== Work to do ==
Collect all lines below with the string "account".

***

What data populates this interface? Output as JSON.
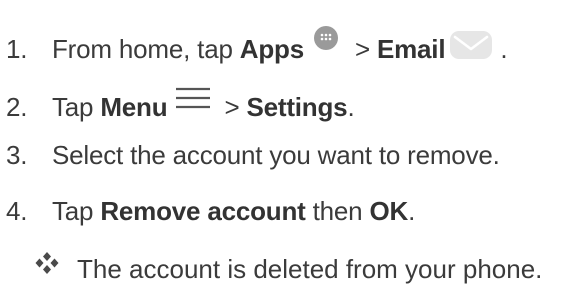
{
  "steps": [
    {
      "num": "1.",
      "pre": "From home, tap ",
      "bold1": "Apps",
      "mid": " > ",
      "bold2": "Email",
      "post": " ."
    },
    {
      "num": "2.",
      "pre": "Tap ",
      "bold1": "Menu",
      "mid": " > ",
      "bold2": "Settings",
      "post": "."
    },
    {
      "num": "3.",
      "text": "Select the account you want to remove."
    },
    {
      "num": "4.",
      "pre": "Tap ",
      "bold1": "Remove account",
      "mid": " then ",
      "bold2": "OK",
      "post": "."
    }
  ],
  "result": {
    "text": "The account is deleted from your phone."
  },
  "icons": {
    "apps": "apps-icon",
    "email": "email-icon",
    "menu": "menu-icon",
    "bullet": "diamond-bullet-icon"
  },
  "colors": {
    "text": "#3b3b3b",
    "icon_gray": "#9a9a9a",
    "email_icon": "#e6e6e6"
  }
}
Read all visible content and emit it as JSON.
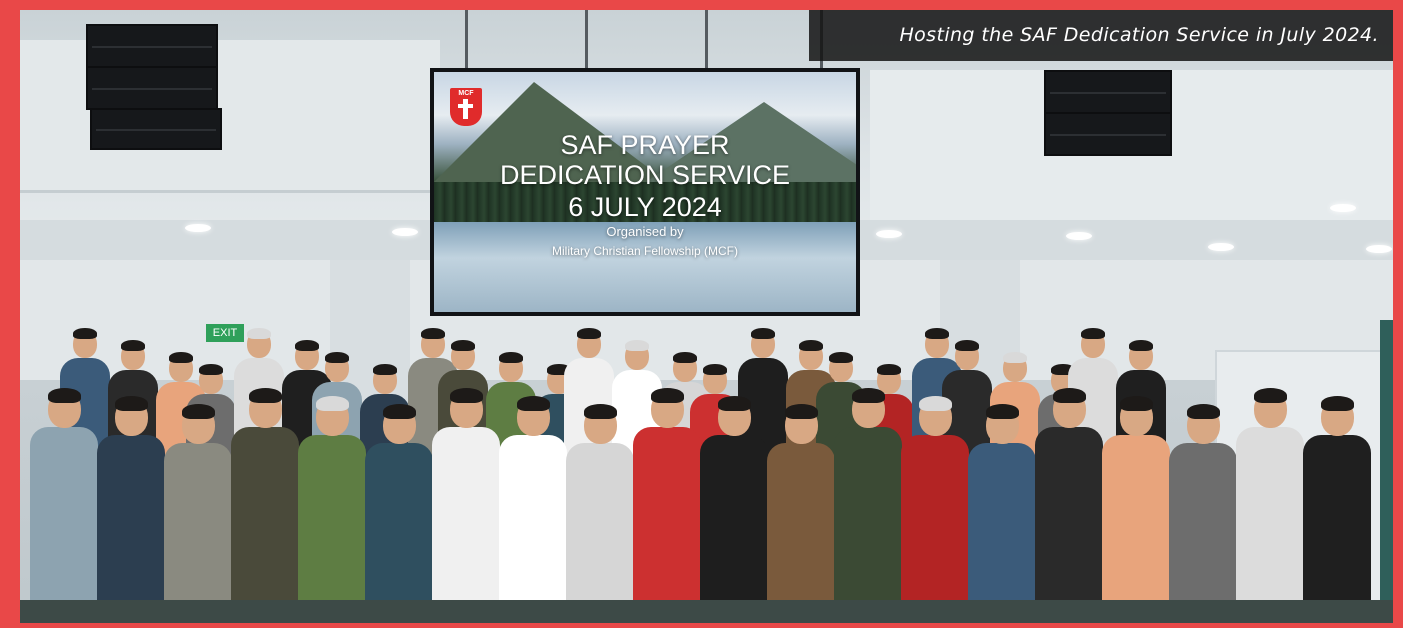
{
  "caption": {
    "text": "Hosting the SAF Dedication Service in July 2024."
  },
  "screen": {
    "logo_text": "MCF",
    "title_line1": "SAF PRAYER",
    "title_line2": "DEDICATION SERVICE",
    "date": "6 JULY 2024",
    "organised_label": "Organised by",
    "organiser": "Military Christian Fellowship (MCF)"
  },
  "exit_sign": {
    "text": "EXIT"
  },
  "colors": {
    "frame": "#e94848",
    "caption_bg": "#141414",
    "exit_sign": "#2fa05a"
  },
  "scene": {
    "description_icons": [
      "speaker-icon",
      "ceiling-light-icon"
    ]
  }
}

***

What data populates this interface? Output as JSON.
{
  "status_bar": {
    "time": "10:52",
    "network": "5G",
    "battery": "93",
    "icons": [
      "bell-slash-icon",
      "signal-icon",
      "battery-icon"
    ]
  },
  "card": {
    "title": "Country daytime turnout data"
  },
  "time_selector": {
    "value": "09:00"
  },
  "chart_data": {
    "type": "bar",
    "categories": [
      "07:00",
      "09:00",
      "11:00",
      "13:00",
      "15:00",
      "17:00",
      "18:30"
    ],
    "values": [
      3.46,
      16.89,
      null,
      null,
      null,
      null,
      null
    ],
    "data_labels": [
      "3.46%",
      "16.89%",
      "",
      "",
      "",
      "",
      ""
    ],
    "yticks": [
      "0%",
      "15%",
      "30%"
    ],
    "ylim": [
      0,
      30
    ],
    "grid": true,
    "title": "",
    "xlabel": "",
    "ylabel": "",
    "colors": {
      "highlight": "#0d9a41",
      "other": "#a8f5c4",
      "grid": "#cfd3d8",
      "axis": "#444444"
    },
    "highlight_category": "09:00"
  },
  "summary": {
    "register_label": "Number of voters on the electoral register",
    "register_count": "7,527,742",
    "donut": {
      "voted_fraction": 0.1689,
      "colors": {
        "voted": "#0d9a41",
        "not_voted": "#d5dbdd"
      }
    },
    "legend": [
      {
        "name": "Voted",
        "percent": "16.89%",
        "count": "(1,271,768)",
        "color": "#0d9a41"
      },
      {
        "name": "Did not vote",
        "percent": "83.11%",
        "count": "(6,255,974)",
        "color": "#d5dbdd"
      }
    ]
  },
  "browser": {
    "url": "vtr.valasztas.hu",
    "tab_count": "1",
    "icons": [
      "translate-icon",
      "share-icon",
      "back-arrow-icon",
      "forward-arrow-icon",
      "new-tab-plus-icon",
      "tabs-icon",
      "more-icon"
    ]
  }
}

***

== Reply to the task ==
      "text": "Select the account you want to remove."
      "bold1": "Remove account",
    "text": "The account is deleted from your phone."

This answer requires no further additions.